- Task requirements
In the copy, include every entry exactly but none of the pictures.

┌─ Stored records

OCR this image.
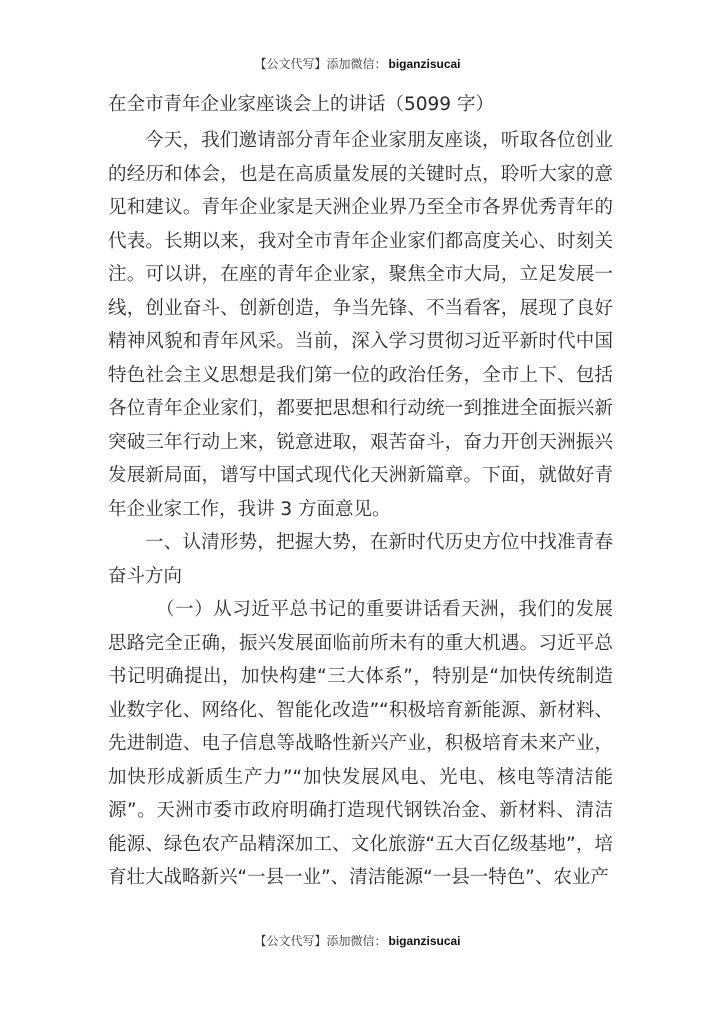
【公文代写】添加微信： biganzisucai
在全市青年企业家座谈会上的讲话（5099 字）

今天，我们邀请部分青年企业家朋友座谈，听取各位创业的经历和体会，也是在高质量发展的关键时点，聆听大家的意见和建议。青年企业家是天洲企业界乃至全市各界优秀青年的代表。长期以来，我对全市青年企业家们都高度关心、时刻关注。可以讲，在座的青年企业家，聚焦全市大局，立足发展一线，创业奋斗、创新创造，争当先锋、不当看客，展现了良好精神风貌和青年风采。当前，深入学习贯彻习近平新时代中国特色社会主义思想是我们第一位的政治任务，全市上下、包括各位青年企业家们，都要把思想和行动统一到推进全面振兴新突破三年行动上来，锐意进取，艰苦奋斗，奋力开创天洲振兴发展新局面，谱写中国式现代化天洲新篇章。下面，就做好青年企业家工作，我讲 3 方面意见。

一、认清形势，把握大势，在新时代历史方位中找准青春奋斗方向

（一）从习近平总书记的重要讲话看天洲，我们的发展思路完全正确，振兴发展面临前所未有的重大机遇。习近平总书记明确提出，加快构建“三大体系”，特别是“加快传统制造业数字化、网络化、智能化改造”“积极培育新能源、新材料、先进制造、电子信息等战略性新兴产业，积极培育未来产业，加快形成新质生产力”“加快发展风电、光电、核电等清洁能源”。天洲市委市政府明确打造现代钢铁冶金、新材料、清洁能源、绿色农产品精深加工、文化旅游“五大百亿级基地”，培育壮大战略新兴“一县一业”、清洁能源“一县一特色”、农业产

【公文代写】添加微信： biganzisucai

└─

- Exercise answer
OCR this image.
【公文代写】添加微信： biganzisucai
在全市青年企业家座谈会上的讲话（5099 字）

今天，我们邀请部分青年企业家朋友座谈，听取各位创业的经历和体会，也是在高质量发展的关键时点，聆听大家的意见和建议。青年企业家是天洲企业界乃至全市各界优秀青年的代表。长期以来，我对全市青年企业家们都高度关心、时刻关注。可以讲，在座的青年企业家，聚焦全市大局，立足发展一线，创业奋斗、创新创造，争当先锋、不当看客，展现了良好精神风貌和青年风采。当前，深入学习贯彻习近平新时代中国特色社会主义思想是我们第一位的政治任务，全市上下、包括各位青年企业家们，都要把思想和行动统一到推进全面振兴新突破三年行动上来，锐意进取，艰苦奋斗，奋力开创天洲振兴发展新局面，谱写中国式现代化天洲新篇章。下面，就做好青年企业家工作，我讲 3 方面意见。

一、认清形势，把握大势，在新时代历史方位中找准青春奋斗方向

（一）从习近平总书记的重要讲话看天洲，我们的发展思路完全正确，振兴发展面临前所未有的重大机遇。习近平总书记明确提出，加快构建“三大体系”，特别是“加快传统制造业数字化、网络化、智能化改造”“积极培育新能源、新材料、先进制造、电子信息等战略性新兴产业，积极培育未来产业，加快形成新质生产力”“加快发展风电、光电、核电等清洁能源”。天洲市委市政府明确打造现代钢铁冶金、新材料、清洁能源、绿色农产品精深加工、文化旅游“五大百亿级基地”，培育壮大战略新兴“一县一业”、清洁能源“一县一特色”、农业产

【公文代写】添加微信： biganzisucai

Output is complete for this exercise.